Short problem = Every line containing the word "plante" needs to be found and copied.

— Begin Records for the task —

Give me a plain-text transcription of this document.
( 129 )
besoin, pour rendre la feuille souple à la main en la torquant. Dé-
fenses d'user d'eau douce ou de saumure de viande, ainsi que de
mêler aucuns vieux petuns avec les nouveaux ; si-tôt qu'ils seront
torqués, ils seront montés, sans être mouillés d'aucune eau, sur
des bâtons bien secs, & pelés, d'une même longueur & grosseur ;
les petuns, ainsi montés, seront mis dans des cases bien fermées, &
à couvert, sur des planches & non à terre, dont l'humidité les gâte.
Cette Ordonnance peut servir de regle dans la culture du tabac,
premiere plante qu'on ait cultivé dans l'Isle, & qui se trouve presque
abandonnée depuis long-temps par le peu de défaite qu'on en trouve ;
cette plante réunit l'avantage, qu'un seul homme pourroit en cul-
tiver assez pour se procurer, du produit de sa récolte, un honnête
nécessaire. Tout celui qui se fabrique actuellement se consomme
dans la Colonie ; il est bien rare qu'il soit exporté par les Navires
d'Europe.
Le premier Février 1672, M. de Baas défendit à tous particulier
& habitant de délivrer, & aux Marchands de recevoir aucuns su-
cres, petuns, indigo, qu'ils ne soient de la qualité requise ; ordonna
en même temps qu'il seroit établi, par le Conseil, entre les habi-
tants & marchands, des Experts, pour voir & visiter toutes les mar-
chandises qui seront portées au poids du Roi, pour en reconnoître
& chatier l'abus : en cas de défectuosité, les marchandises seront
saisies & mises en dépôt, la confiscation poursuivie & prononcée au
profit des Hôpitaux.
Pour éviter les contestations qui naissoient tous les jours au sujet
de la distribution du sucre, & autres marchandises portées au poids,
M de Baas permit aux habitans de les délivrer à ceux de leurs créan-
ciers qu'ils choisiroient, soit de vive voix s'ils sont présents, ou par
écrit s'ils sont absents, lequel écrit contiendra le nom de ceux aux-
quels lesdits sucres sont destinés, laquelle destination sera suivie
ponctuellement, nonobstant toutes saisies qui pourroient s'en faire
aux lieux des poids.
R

— End Records for the task —

The response =
premiere plante qu'on ait cultivé dans l'Isle, & qui se trouve presque
cette plante réunit l'avantage, qu'un seul homme pourroit en cul-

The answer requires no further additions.